** EXERCISE AIM **
Set down each record below precisely, skipping the pictures.

* * *

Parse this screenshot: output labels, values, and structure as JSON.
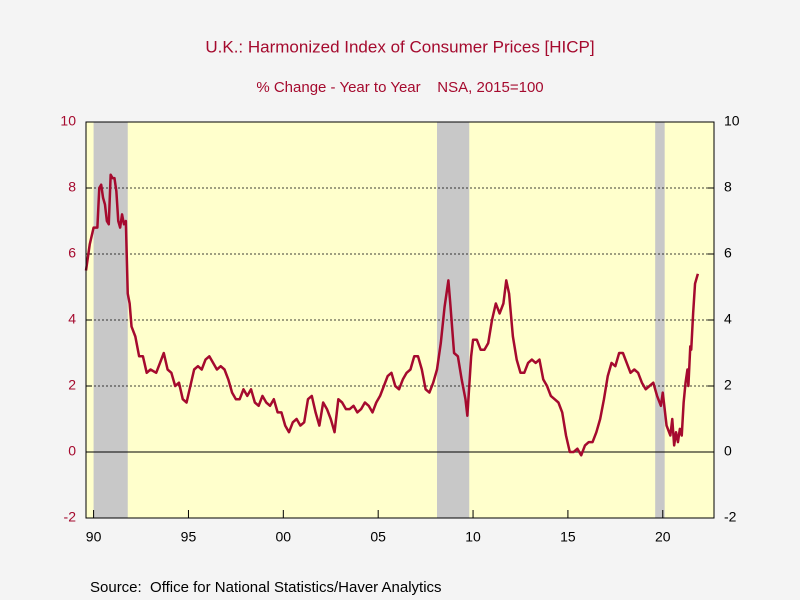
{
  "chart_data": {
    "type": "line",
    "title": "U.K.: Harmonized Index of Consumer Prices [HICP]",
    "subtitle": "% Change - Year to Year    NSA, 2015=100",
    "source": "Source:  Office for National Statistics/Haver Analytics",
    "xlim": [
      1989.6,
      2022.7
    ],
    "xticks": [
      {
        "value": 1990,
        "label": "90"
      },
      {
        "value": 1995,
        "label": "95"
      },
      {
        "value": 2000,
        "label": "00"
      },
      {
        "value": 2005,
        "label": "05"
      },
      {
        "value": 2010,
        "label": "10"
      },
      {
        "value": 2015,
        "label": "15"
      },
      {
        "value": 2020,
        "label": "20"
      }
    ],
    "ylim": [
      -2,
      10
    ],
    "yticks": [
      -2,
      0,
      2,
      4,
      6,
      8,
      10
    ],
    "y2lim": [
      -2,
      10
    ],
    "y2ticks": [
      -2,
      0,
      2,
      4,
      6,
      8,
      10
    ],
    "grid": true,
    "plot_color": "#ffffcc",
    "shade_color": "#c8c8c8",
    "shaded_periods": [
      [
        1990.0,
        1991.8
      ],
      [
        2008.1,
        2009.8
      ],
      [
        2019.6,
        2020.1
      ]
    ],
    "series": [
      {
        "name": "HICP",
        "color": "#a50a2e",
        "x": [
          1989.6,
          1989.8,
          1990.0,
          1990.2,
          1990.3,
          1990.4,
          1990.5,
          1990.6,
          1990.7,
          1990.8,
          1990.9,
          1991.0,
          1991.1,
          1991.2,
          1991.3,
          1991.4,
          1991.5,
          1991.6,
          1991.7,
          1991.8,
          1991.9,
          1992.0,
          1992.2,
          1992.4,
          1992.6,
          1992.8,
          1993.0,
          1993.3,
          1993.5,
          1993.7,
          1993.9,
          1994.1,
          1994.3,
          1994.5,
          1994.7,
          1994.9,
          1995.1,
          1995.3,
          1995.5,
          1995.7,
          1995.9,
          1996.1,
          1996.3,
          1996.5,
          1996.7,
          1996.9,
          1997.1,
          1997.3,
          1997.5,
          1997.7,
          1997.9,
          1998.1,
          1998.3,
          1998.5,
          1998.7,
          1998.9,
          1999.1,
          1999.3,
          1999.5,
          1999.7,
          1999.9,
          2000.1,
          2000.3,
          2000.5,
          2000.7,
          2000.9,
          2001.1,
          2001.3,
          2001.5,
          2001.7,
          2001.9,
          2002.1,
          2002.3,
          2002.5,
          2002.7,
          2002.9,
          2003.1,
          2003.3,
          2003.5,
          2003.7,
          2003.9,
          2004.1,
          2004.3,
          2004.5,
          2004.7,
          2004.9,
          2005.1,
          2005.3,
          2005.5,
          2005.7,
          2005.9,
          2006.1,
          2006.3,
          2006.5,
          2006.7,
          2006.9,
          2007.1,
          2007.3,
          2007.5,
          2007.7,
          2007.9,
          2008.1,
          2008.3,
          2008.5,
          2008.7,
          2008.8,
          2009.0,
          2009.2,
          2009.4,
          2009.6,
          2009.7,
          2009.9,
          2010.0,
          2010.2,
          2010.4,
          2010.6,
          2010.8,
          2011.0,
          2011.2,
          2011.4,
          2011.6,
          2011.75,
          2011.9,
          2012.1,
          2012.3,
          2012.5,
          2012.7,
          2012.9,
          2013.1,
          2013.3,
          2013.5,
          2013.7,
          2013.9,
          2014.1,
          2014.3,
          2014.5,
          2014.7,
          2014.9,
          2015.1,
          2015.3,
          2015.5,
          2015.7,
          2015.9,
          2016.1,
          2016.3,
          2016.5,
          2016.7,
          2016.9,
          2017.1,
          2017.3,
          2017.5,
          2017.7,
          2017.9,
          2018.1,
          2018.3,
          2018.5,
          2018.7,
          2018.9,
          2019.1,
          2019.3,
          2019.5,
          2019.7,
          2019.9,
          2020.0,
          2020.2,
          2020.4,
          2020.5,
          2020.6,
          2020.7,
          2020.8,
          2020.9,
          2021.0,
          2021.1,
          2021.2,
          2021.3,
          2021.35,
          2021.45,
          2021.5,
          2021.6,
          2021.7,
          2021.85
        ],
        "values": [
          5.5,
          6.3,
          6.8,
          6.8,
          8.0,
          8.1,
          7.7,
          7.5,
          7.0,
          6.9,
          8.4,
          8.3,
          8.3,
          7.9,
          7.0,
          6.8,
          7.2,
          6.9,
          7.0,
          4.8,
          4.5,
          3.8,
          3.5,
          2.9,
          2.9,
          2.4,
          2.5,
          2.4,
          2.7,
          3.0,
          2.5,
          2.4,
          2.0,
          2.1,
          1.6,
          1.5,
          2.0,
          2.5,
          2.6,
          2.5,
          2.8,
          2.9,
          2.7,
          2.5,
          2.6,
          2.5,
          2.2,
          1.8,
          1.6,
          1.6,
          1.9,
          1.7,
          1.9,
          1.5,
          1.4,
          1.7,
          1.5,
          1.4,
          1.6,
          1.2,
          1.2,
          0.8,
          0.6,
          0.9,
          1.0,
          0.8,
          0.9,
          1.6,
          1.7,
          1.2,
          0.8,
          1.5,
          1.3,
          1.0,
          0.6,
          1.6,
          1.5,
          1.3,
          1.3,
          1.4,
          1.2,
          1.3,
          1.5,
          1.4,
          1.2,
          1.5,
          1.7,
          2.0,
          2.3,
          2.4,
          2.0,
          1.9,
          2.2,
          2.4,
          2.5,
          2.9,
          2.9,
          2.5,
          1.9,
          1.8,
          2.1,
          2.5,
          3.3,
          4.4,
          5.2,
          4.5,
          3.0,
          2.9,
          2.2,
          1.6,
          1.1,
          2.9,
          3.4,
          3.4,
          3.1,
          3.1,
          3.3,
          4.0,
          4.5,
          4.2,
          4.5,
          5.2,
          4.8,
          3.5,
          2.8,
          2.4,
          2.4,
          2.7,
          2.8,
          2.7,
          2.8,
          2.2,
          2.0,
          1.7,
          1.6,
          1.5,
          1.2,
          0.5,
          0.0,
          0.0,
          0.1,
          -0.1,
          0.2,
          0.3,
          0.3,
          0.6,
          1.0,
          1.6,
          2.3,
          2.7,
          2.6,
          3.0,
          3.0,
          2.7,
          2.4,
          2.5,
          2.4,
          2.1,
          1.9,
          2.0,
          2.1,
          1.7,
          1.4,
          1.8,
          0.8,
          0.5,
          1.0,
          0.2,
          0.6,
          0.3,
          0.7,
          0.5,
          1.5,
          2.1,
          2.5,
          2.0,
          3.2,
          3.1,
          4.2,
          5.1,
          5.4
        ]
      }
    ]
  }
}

* * *

** EXERCISE SOLUTION **
Parse this screenshot: output labels, values, and structure as JSON.
{
  "chart_data": {
    "type": "line",
    "title": "U.K.: Harmonized Index of Consumer Prices [HICP]",
    "subtitle": "% Change - Year to Year    NSA, 2015=100",
    "source": "Source:  Office for National Statistics/Haver Analytics",
    "xlim": [
      1989.6,
      2022.7
    ],
    "xticks": [
      {
        "value": 1990,
        "label": "90"
      },
      {
        "value": 1995,
        "label": "95"
      },
      {
        "value": 2000,
        "label": "00"
      },
      {
        "value": 2005,
        "label": "05"
      },
      {
        "value": 2010,
        "label": "10"
      },
      {
        "value": 2015,
        "label": "15"
      },
      {
        "value": 2020,
        "label": "20"
      }
    ],
    "ylim": [
      -2,
      10
    ],
    "yticks": [
      -2,
      0,
      2,
      4,
      6,
      8,
      10
    ],
    "y2lim": [
      -2,
      10
    ],
    "y2ticks": [
      -2,
      0,
      2,
      4,
      6,
      8,
      10
    ],
    "grid": true,
    "plot_color": "#ffffcc",
    "shade_color": "#c8c8c8",
    "shaded_periods": [
      [
        1990.0,
        1991.8
      ],
      [
        2008.1,
        2009.8
      ],
      [
        2019.6,
        2020.1
      ]
    ],
    "series": [
      {
        "name": "HICP",
        "color": "#a50a2e",
        "x": [
          1989.6,
          1989.8,
          1990.0,
          1990.2,
          1990.3,
          1990.4,
          1990.5,
          1990.6,
          1990.7,
          1990.8,
          1990.9,
          1991.0,
          1991.1,
          1991.2,
          1991.3,
          1991.4,
          1991.5,
          1991.6,
          1991.7,
          1991.8,
          1991.9,
          1992.0,
          1992.2,
          1992.4,
          1992.6,
          1992.8,
          1993.0,
          1993.3,
          1993.5,
          1993.7,
          1993.9,
          1994.1,
          1994.3,
          1994.5,
          1994.7,
          1994.9,
          1995.1,
          1995.3,
          1995.5,
          1995.7,
          1995.9,
          1996.1,
          1996.3,
          1996.5,
          1996.7,
          1996.9,
          1997.1,
          1997.3,
          1997.5,
          1997.7,
          1997.9,
          1998.1,
          1998.3,
          1998.5,
          1998.7,
          1998.9,
          1999.1,
          1999.3,
          1999.5,
          1999.7,
          1999.9,
          2000.1,
          2000.3,
          2000.5,
          2000.7,
          2000.9,
          2001.1,
          2001.3,
          2001.5,
          2001.7,
          2001.9,
          2002.1,
          2002.3,
          2002.5,
          2002.7,
          2002.9,
          2003.1,
          2003.3,
          2003.5,
          2003.7,
          2003.9,
          2004.1,
          2004.3,
          2004.5,
          2004.7,
          2004.9,
          2005.1,
          2005.3,
          2005.5,
          2005.7,
          2005.9,
          2006.1,
          2006.3,
          2006.5,
          2006.7,
          2006.9,
          2007.1,
          2007.3,
          2007.5,
          2007.7,
          2007.9,
          2008.1,
          2008.3,
          2008.5,
          2008.7,
          2008.8,
          2009.0,
          2009.2,
          2009.4,
          2009.6,
          2009.7,
          2009.9,
          2010.0,
          2010.2,
          2010.4,
          2010.6,
          2010.8,
          2011.0,
          2011.2,
          2011.4,
          2011.6,
          2011.75,
          2011.9,
          2012.1,
          2012.3,
          2012.5,
          2012.7,
          2012.9,
          2013.1,
          2013.3,
          2013.5,
          2013.7,
          2013.9,
          2014.1,
          2014.3,
          2014.5,
          2014.7,
          2014.9,
          2015.1,
          2015.3,
          2015.5,
          2015.7,
          2015.9,
          2016.1,
          2016.3,
          2016.5,
          2016.7,
          2016.9,
          2017.1,
          2017.3,
          2017.5,
          2017.7,
          2017.9,
          2018.1,
          2018.3,
          2018.5,
          2018.7,
          2018.9,
          2019.1,
          2019.3,
          2019.5,
          2019.7,
          2019.9,
          2020.0,
          2020.2,
          2020.4,
          2020.5,
          2020.6,
          2020.7,
          2020.8,
          2020.9,
          2021.0,
          2021.1,
          2021.2,
          2021.3,
          2021.35,
          2021.45,
          2021.5,
          2021.6,
          2021.7,
          2021.85
        ],
        "values": [
          5.5,
          6.3,
          6.8,
          6.8,
          8.0,
          8.1,
          7.7,
          7.5,
          7.0,
          6.9,
          8.4,
          8.3,
          8.3,
          7.9,
          7.0,
          6.8,
          7.2,
          6.9,
          7.0,
          4.8,
          4.5,
          3.8,
          3.5,
          2.9,
          2.9,
          2.4,
          2.5,
          2.4,
          2.7,
          3.0,
          2.5,
          2.4,
          2.0,
          2.1,
          1.6,
          1.5,
          2.0,
          2.5,
          2.6,
          2.5,
          2.8,
          2.9,
          2.7,
          2.5,
          2.6,
          2.5,
          2.2,
          1.8,
          1.6,
          1.6,
          1.9,
          1.7,
          1.9,
          1.5,
          1.4,
          1.7,
          1.5,
          1.4,
          1.6,
          1.2,
          1.2,
          0.8,
          0.6,
          0.9,
          1.0,
          0.8,
          0.9,
          1.6,
          1.7,
          1.2,
          0.8,
          1.5,
          1.3,
          1.0,
          0.6,
          1.6,
          1.5,
          1.3,
          1.3,
          1.4,
          1.2,
          1.3,
          1.5,
          1.4,
          1.2,
          1.5,
          1.7,
          2.0,
          2.3,
          2.4,
          2.0,
          1.9,
          2.2,
          2.4,
          2.5,
          2.9,
          2.9,
          2.5,
          1.9,
          1.8,
          2.1,
          2.5,
          3.3,
          4.4,
          5.2,
          4.5,
          3.0,
          2.9,
          2.2,
          1.6,
          1.1,
          2.9,
          3.4,
          3.4,
          3.1,
          3.1,
          3.3,
          4.0,
          4.5,
          4.2,
          4.5,
          5.2,
          4.8,
          3.5,
          2.8,
          2.4,
          2.4,
          2.7,
          2.8,
          2.7,
          2.8,
          2.2,
          2.0,
          1.7,
          1.6,
          1.5,
          1.2,
          0.5,
          0.0,
          0.0,
          0.1,
          -0.1,
          0.2,
          0.3,
          0.3,
          0.6,
          1.0,
          1.6,
          2.3,
          2.7,
          2.6,
          3.0,
          3.0,
          2.7,
          2.4,
          2.5,
          2.4,
          2.1,
          1.9,
          2.0,
          2.1,
          1.7,
          1.4,
          1.8,
          0.8,
          0.5,
          1.0,
          0.2,
          0.6,
          0.3,
          0.7,
          0.5,
          1.5,
          2.1,
          2.5,
          2.0,
          3.2,
          3.1,
          4.2,
          5.1,
          5.4
        ]
      }
    ]
  }
}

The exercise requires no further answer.